▶ _Exercise data_
+===+
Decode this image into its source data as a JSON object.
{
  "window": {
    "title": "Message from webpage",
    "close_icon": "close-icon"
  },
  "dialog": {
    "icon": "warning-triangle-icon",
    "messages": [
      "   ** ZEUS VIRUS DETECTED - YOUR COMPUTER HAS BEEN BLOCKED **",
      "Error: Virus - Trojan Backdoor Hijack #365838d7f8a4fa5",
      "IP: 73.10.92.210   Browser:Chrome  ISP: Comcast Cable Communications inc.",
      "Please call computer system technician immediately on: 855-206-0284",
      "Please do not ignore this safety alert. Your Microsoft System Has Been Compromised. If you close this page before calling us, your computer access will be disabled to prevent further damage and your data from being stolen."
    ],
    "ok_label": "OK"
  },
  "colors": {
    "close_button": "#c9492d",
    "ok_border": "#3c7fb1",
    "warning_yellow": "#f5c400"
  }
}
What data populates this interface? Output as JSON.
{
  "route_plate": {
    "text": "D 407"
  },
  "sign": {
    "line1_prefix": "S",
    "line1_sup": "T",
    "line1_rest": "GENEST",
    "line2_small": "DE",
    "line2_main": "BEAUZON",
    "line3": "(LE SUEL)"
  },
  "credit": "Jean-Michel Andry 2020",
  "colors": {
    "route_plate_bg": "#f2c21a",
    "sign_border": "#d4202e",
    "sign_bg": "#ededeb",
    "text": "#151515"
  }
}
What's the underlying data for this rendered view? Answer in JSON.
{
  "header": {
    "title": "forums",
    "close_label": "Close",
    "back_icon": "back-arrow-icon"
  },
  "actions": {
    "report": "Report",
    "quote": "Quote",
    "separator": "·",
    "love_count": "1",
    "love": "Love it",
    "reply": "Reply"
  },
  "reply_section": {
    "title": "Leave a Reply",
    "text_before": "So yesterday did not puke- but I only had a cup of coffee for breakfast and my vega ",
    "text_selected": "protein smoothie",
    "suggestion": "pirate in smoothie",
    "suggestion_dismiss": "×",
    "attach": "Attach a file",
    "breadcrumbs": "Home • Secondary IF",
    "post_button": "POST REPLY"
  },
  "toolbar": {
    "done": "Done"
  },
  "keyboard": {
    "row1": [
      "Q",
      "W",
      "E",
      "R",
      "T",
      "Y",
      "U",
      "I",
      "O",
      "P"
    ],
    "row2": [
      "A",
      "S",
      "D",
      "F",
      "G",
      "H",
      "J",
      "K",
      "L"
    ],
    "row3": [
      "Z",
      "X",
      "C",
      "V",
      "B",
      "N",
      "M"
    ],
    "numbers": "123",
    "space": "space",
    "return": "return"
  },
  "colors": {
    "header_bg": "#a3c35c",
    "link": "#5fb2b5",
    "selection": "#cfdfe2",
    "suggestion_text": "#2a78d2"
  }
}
+===+
▶ _Problem statement_
Transcribe the material above in its entirety. Match it exactly.

▶ _Solved problem_
Decode this image into its source data as a JSON object.
{
  "window": {
    "title": "Message from webpage",
    "close_icon": "close-icon"
  },
  "dialog": {
    "icon": "warning-triangle-icon",
    "messages": [
      "   ** ZEUS VIRUS DETECTED - YOUR COMPUTER HAS BEEN BLOCKED **",
      "Error: Virus - Trojan Backdoor Hijack #365838d7f8a4fa5",
      "IP: 73.10.92.210   Browser:Chrome  ISP: Comcast Cable Communications inc.",
      "Please call computer system technician immediately on: 855-206-0284",
      "Please do not ignore this safety alert. Your Microsoft System Has Been Compromised. If you close this page before calling us, your computer access will be disabled to prevent further damage and your data from being stolen."
    ],
    "ok_label": "OK"
  },
  "colors": {
    "close_button": "#c9492d",
    "ok_border": "#3c7fb1",
    "warning_yellow": "#f5c400"
  }
}
What data populates this interface? Output as JSON.
{
  "route_plate": {
    "text": "D 407"
  },
  "sign": {
    "line1_prefix": "S",
    "line1_sup": "T",
    "line1_rest": "GENEST",
    "line2_small": "DE",
    "line2_main": "BEAUZON",
    "line3": "(LE SUEL)"
  },
  "credit": "Jean-Michel Andry 2020",
  "colors": {
    "route_plate_bg": "#f2c21a",
    "sign_border": "#d4202e",
    "sign_bg": "#ededeb",
    "text": "#151515"
  }
}
What's the underlying data for this rendered view? Answer in JSON.
{
  "header": {
    "title": "forums",
    "close_label": "Close",
    "back_icon": "back-arrow-icon"
  },
  "actions": {
    "report": "Report",
    "quote": "Quote",
    "separator": "·",
    "love_count": "1",
    "love": "Love it",
    "reply": "Reply"
  },
  "reply_section": {
    "title": "Leave a Reply",
    "text_before": "So yesterday did not puke- but I only had a cup of coffee for breakfast and my vega ",
    "text_selected": "protein smoothie",
    "suggestion": "pirate in smoothie",
    "suggestion_dismiss": "×",
    "attach": "Attach a file",
    "breadcrumbs": "Home • Secondary IF",
    "post_button": "POST REPLY"
  },
  "toolbar": {
    "done": "Done"
  },
  "keyboard": {
    "row1": [
      "Q",
      "W",
      "E",
      "R",
      "T",
      "Y",
      "U",
      "I",
      "O",
      "P"
    ],
    "row2": [
      "A",
      "S",
      "D",
      "F",
      "G",
      "H",
      "J",
      "K",
      "L"
    ],
    "row3": [
      "Z",
      "X",
      "C",
      "V",
      "B",
      "N",
      "M"
    ],
    "numbers": "123",
    "space": "space",
    "return": "return"
  },
  "colors": {
    "header_bg": "#a3c35c",
    "link": "#5fb2b5",
    "selection": "#cfdfe2",
    "suggestion_text": "#2a78d2"
  }
}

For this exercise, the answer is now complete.